### COSA FARE
Rispondi a queste domande sul brano dedicato a Infinite Jest:
1. In quale formato è stato letto il libro?
2. Quante pagine conta il libro, secondo il brano?
3. Quanta parte del libro bisogna superare prima di avere risposta alla domanda "ma dove vuole portarmi questo libro?"?

### BRANO DEL DOCUMENTO
************

Elenco le difficoltà che ho riscontrato, ma non lasciatevi scoraggiare, darò spazio anche ai motivi per cui Infinite Jest merita di essere letto.
Vissuto (è il caso di dirlo, ci ho impiegato mesi) in formato cartaceo.
Prepotente la mole: più di 1200 pagine (note ed errata corrige comprese) quasi proibitiva da portare dietro negli spostamenti. Font delle note lillipuziano, da talpizzare la vista. Prepotente la trama ricca, ricchissima e intricata con tanti personaggi disseminati tra le pagine, che, una volta nominati per nome e cognome, spariscono per poi essere indicati con sigle o anche con soprannomi a distanza di trecento pagine . Struttura prepotente, perché per me non è stato minimamente pensabile interrompere la lettura per più giorni, senza dover rileggere le pagine precedenti pena perdere la bussola della storia. Il libro impone concentrazione, se siete distratti, dovete tornare indietro. All’inizio sentirete la necessità di chiedervi: ma dove vuole portarmi questo libro? E avrete un gran da fare a chiedervelo, la risposta non arriva subito, bisogna superare quasi la metà del libro.

************

### ESTRATTI DEI RECORD
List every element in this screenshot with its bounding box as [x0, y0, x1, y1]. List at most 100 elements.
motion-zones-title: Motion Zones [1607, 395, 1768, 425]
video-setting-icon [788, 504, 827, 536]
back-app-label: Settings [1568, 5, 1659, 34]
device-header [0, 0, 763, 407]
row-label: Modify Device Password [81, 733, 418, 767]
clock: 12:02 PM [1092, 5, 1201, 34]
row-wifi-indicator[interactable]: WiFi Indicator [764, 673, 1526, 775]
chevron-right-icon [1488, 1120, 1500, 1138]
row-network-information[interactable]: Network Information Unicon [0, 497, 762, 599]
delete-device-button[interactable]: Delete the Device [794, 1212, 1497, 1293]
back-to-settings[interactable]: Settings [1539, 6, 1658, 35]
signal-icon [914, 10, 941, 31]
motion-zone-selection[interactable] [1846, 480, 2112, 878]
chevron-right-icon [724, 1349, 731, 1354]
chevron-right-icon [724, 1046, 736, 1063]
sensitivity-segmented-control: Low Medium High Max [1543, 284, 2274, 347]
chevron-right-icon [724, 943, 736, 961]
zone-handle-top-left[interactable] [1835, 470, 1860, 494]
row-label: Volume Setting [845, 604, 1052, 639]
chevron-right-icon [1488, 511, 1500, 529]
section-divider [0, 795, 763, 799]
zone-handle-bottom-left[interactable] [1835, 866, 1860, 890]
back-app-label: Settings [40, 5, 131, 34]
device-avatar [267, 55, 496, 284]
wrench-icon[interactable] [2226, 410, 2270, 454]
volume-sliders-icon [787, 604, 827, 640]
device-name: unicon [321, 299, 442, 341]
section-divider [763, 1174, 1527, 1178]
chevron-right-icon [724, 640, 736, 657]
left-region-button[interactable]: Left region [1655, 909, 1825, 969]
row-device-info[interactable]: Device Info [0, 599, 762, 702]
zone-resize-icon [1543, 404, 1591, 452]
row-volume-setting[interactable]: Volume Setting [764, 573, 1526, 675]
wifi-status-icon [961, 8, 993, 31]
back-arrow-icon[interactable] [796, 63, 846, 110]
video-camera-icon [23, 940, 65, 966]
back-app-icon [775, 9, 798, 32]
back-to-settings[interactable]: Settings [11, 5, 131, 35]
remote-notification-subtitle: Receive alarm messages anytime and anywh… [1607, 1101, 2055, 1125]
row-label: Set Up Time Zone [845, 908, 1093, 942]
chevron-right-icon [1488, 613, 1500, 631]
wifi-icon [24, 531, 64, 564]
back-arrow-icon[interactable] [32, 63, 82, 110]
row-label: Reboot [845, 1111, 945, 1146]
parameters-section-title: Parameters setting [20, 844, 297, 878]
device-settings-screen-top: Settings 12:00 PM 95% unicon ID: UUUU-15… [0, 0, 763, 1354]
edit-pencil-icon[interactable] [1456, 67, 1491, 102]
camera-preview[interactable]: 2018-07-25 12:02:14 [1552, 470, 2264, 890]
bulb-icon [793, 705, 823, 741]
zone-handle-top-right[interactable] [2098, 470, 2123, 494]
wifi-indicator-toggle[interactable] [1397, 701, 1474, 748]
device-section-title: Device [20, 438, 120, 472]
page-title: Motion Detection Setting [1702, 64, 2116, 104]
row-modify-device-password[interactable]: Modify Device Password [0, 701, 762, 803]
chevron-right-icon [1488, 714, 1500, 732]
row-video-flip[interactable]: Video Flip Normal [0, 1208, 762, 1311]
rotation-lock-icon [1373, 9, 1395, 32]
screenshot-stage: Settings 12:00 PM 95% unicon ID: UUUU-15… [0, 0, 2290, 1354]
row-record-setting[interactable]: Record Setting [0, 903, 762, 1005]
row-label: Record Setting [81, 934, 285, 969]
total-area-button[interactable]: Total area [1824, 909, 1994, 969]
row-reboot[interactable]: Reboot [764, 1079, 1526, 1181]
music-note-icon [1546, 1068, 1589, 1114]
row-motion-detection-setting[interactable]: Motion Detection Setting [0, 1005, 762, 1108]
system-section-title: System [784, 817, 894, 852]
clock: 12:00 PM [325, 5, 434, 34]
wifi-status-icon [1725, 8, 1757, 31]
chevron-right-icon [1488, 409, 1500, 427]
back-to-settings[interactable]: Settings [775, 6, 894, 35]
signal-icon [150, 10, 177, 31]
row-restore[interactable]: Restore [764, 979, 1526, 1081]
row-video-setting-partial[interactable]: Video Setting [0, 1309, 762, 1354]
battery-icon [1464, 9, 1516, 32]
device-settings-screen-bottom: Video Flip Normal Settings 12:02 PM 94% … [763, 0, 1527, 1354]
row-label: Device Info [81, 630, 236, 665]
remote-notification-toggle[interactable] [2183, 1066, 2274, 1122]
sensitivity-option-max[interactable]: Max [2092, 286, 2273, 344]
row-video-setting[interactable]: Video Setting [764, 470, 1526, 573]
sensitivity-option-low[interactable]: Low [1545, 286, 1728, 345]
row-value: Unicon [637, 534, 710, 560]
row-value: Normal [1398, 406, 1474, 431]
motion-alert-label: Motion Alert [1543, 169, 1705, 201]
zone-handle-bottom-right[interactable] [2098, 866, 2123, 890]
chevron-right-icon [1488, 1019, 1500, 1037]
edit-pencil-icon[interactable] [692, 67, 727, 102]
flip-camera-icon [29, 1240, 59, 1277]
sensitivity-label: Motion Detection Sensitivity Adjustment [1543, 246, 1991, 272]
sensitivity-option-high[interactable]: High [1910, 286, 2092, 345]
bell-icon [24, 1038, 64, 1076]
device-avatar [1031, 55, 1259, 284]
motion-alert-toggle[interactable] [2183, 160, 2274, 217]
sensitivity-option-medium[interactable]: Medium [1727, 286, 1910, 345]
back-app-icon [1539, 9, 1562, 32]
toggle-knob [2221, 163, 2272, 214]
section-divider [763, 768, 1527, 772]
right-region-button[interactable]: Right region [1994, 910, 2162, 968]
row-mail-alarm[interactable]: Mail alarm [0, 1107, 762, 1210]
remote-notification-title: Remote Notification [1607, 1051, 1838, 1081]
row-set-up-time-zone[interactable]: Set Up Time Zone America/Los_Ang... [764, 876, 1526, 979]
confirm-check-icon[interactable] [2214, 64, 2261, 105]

************

### ESERCIZIO SVOLTO
1. In formato cartaceo.
2. Più di 1200 pagine, note ed errata corrige comprese.
3. Quasi la metà del libro.